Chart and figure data
__________

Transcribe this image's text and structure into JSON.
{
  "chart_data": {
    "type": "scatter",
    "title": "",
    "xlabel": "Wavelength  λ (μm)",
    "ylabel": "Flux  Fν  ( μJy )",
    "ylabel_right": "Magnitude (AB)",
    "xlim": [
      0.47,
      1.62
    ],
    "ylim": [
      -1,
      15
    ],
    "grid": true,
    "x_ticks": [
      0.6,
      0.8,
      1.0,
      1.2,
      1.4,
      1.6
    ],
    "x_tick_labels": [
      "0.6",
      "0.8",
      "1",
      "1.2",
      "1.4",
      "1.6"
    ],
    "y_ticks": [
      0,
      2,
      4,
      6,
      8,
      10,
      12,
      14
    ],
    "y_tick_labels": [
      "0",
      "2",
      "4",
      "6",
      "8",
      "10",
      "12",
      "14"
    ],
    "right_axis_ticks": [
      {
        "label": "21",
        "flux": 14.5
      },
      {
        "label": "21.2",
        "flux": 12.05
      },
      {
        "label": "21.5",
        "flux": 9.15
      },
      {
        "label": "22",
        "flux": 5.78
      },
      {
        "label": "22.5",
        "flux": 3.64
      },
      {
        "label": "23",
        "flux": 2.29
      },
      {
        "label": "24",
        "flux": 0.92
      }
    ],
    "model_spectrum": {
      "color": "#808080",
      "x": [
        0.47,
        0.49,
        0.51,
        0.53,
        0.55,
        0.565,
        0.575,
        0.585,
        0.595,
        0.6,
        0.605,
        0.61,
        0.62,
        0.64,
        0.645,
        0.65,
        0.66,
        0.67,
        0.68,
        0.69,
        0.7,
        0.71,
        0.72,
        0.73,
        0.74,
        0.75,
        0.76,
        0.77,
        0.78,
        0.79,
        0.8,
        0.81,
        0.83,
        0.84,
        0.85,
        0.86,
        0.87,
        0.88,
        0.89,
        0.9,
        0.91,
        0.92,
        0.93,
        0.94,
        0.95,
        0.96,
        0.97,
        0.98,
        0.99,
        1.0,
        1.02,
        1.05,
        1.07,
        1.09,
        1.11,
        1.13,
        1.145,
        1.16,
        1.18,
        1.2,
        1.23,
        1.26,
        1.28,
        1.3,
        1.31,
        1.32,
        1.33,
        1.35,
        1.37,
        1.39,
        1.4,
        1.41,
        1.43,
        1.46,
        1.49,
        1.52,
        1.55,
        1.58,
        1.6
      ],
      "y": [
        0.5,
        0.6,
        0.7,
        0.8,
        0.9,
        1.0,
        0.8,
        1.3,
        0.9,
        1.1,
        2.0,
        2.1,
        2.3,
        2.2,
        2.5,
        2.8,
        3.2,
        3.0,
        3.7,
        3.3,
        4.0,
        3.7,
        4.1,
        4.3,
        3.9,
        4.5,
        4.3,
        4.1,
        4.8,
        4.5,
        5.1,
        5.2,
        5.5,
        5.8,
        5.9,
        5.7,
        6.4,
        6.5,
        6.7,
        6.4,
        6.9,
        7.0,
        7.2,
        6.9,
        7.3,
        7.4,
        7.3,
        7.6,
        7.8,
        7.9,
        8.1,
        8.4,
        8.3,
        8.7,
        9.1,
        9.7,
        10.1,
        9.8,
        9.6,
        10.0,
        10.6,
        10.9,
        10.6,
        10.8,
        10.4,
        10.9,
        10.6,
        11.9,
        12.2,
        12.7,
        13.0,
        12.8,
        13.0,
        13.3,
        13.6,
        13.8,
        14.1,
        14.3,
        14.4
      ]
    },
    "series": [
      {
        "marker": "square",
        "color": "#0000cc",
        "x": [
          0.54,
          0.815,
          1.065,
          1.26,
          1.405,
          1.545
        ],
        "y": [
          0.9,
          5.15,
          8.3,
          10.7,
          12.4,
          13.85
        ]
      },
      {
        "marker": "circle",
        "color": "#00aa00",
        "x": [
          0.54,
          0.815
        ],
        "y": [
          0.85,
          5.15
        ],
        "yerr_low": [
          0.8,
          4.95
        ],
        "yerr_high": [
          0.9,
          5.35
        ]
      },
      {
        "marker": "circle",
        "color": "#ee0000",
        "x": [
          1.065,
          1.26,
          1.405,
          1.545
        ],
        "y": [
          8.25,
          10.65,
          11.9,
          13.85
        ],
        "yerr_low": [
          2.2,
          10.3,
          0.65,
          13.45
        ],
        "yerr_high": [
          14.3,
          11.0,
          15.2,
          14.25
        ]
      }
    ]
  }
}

__________

• _Written problem_
Within the material above, find the lines that contain the word "color"; copy them.

• _Reply_
      "color": "#808080",
        "color": "#0000cc",
        "color": "#00aa00",
        "color": "#ee0000",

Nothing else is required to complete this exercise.